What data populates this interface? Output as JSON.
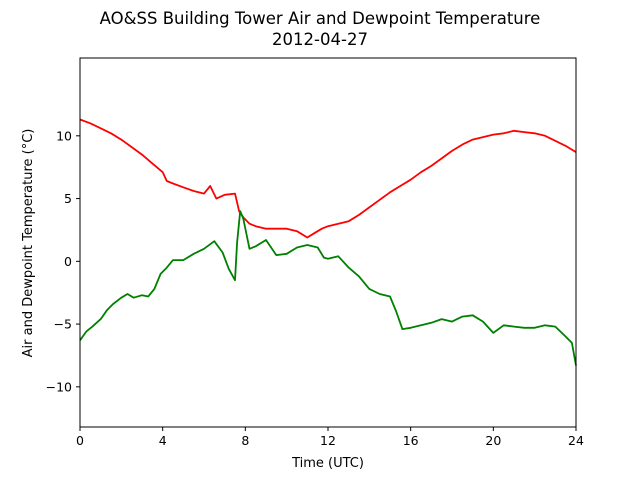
{
  "chart_data": {
    "type": "line",
    "title": "AO&SS Building Tower Air and Dewpoint Temperature",
    "subtitle": "2012-04-27",
    "xlabel": "Time (UTC)",
    "ylabel": "Air and Dewpoint Temperature (°C)",
    "xlim": [
      0,
      24
    ],
    "ylim": [
      -13.2,
      16.2
    ],
    "xticks": [
      0,
      4,
      8,
      12,
      16,
      20,
      24
    ],
    "yticks": [
      -10,
      -5,
      0,
      5,
      10
    ],
    "grid": false,
    "series": [
      {
        "color": "#ff0000",
        "x": [
          0,
          0.5,
          1,
          1.5,
          2,
          2.5,
          3,
          3.5,
          4,
          4.2,
          4.5,
          5,
          5.5,
          6,
          6.3,
          6.6,
          7,
          7.5,
          7.7,
          7.9,
          8.2,
          8.5,
          9,
          9.5,
          10,
          10.5,
          11,
          11.3,
          11.7,
          12,
          12.5,
          13,
          13.5,
          14,
          14.5,
          15,
          15.5,
          16,
          16.5,
          17,
          17.5,
          18,
          18.5,
          19,
          19.5,
          20,
          20.5,
          21,
          21.5,
          22,
          22.5,
          23,
          23.5,
          24
        ],
        "y": [
          11.3,
          11.0,
          10.6,
          10.2,
          9.7,
          9.1,
          8.5,
          7.8,
          7.1,
          6.4,
          6.2,
          5.9,
          5.6,
          5.4,
          6.0,
          5.0,
          5.3,
          5.4,
          4.0,
          3.5,
          3.0,
          2.8,
          2.6,
          2.6,
          2.6,
          2.4,
          1.9,
          2.2,
          2.6,
          2.8,
          3.0,
          3.2,
          3.7,
          4.3,
          4.9,
          5.5,
          6.0,
          6.5,
          7.1,
          7.6,
          8.2,
          8.8,
          9.3,
          9.7,
          9.9,
          10.1,
          10.2,
          10.4,
          10.3,
          10.2,
          10.0,
          9.6,
          9.2,
          8.7
        ]
      },
      {
        "color": "#008000",
        "x": [
          0,
          0.3,
          0.6,
          1,
          1.3,
          1.6,
          2,
          2.3,
          2.6,
          3,
          3.3,
          3.6,
          3.9,
          4.2,
          4.5,
          5,
          5.5,
          6,
          6.5,
          6.9,
          7.2,
          7.5,
          7.6,
          7.75,
          7.9,
          8.2,
          8.5,
          9,
          9.5,
          10,
          10.5,
          11,
          11.5,
          11.8,
          12,
          12.5,
          13,
          13.5,
          14,
          14.5,
          15,
          15.3,
          15.6,
          16,
          16.5,
          17,
          17.5,
          18,
          18.5,
          19,
          19.5,
          20,
          20.5,
          21,
          21.5,
          22,
          22.5,
          23,
          23.5,
          23.8,
          24
        ],
        "y": [
          -6.3,
          -5.6,
          -5.2,
          -4.6,
          -3.9,
          -3.4,
          -2.9,
          -2.6,
          -2.9,
          -2.7,
          -2.8,
          -2.2,
          -1.0,
          -0.5,
          0.1,
          0.1,
          0.6,
          1.0,
          1.6,
          0.7,
          -0.6,
          -1.5,
          1.5,
          4.0,
          3.4,
          1.0,
          1.2,
          1.7,
          0.5,
          0.6,
          1.1,
          1.3,
          1.1,
          0.3,
          0.2,
          0.4,
          -0.5,
          -1.2,
          -2.2,
          -2.6,
          -2.8,
          -4.0,
          -5.4,
          -5.3,
          -5.1,
          -4.9,
          -4.6,
          -4.8,
          -4.4,
          -4.3,
          -4.8,
          -5.7,
          -5.1,
          -5.2,
          -5.3,
          -5.3,
          -5.1,
          -5.2,
          -6.0,
          -6.5,
          -8.3
        ]
      }
    ]
  }
}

To be done: Exclude the pictures. Write out the remaining data exactly.

Response to the exercise:
What data populates this interface? Output as JSON.
{
  "chart_data": {
    "type": "line",
    "title": "AO&SS Building Tower Air and Dewpoint Temperature",
    "subtitle": "2012-04-27",
    "xlabel": "Time (UTC)",
    "ylabel": "Air and Dewpoint Temperature (°C)",
    "xlim": [
      0,
      24
    ],
    "ylim": [
      -13.2,
      16.2
    ],
    "xticks": [
      0,
      4,
      8,
      12,
      16,
      20,
      24
    ],
    "yticks": [
      -10,
      -5,
      0,
      5,
      10
    ],
    "grid": false,
    "series": [
      {
        "color": "#ff0000",
        "x": [
          0,
          0.5,
          1,
          1.5,
          2,
          2.5,
          3,
          3.5,
          4,
          4.2,
          4.5,
          5,
          5.5,
          6,
          6.3,
          6.6,
          7,
          7.5,
          7.7,
          7.9,
          8.2,
          8.5,
          9,
          9.5,
          10,
          10.5,
          11,
          11.3,
          11.7,
          12,
          12.5,
          13,
          13.5,
          14,
          14.5,
          15,
          15.5,
          16,
          16.5,
          17,
          17.5,
          18,
          18.5,
          19,
          19.5,
          20,
          20.5,
          21,
          21.5,
          22,
          22.5,
          23,
          23.5,
          24
        ],
        "y": [
          11.3,
          11.0,
          10.6,
          10.2,
          9.7,
          9.1,
          8.5,
          7.8,
          7.1,
          6.4,
          6.2,
          5.9,
          5.6,
          5.4,
          6.0,
          5.0,
          5.3,
          5.4,
          4.0,
          3.5,
          3.0,
          2.8,
          2.6,
          2.6,
          2.6,
          2.4,
          1.9,
          2.2,
          2.6,
          2.8,
          3.0,
          3.2,
          3.7,
          4.3,
          4.9,
          5.5,
          6.0,
          6.5,
          7.1,
          7.6,
          8.2,
          8.8,
          9.3,
          9.7,
          9.9,
          10.1,
          10.2,
          10.4,
          10.3,
          10.2,
          10.0,
          9.6,
          9.2,
          8.7
        ]
      },
      {
        "color": "#008000",
        "x": [
          0,
          0.3,
          0.6,
          1,
          1.3,
          1.6,
          2,
          2.3,
          2.6,
          3,
          3.3,
          3.6,
          3.9,
          4.2,
          4.5,
          5,
          5.5,
          6,
          6.5,
          6.9,
          7.2,
          7.5,
          7.6,
          7.75,
          7.9,
          8.2,
          8.5,
          9,
          9.5,
          10,
          10.5,
          11,
          11.5,
          11.8,
          12,
          12.5,
          13,
          13.5,
          14,
          14.5,
          15,
          15.3,
          15.6,
          16,
          16.5,
          17,
          17.5,
          18,
          18.5,
          19,
          19.5,
          20,
          20.5,
          21,
          21.5,
          22,
          22.5,
          23,
          23.5,
          23.8,
          24
        ],
        "y": [
          -6.3,
          -5.6,
          -5.2,
          -4.6,
          -3.9,
          -3.4,
          -2.9,
          -2.6,
          -2.9,
          -2.7,
          -2.8,
          -2.2,
          -1.0,
          -0.5,
          0.1,
          0.1,
          0.6,
          1.0,
          1.6,
          0.7,
          -0.6,
          -1.5,
          1.5,
          4.0,
          3.4,
          1.0,
          1.2,
          1.7,
          0.5,
          0.6,
          1.1,
          1.3,
          1.1,
          0.3,
          0.2,
          0.4,
          -0.5,
          -1.2,
          -2.2,
          -2.6,
          -2.8,
          -4.0,
          -5.4,
          -5.3,
          -5.1,
          -4.9,
          -4.6,
          -4.8,
          -4.4,
          -4.3,
          -4.8,
          -5.7,
          -5.1,
          -5.2,
          -5.3,
          -5.3,
          -5.1,
          -5.2,
          -6.0,
          -6.5,
          -8.3
        ]
      }
    ]
  }
}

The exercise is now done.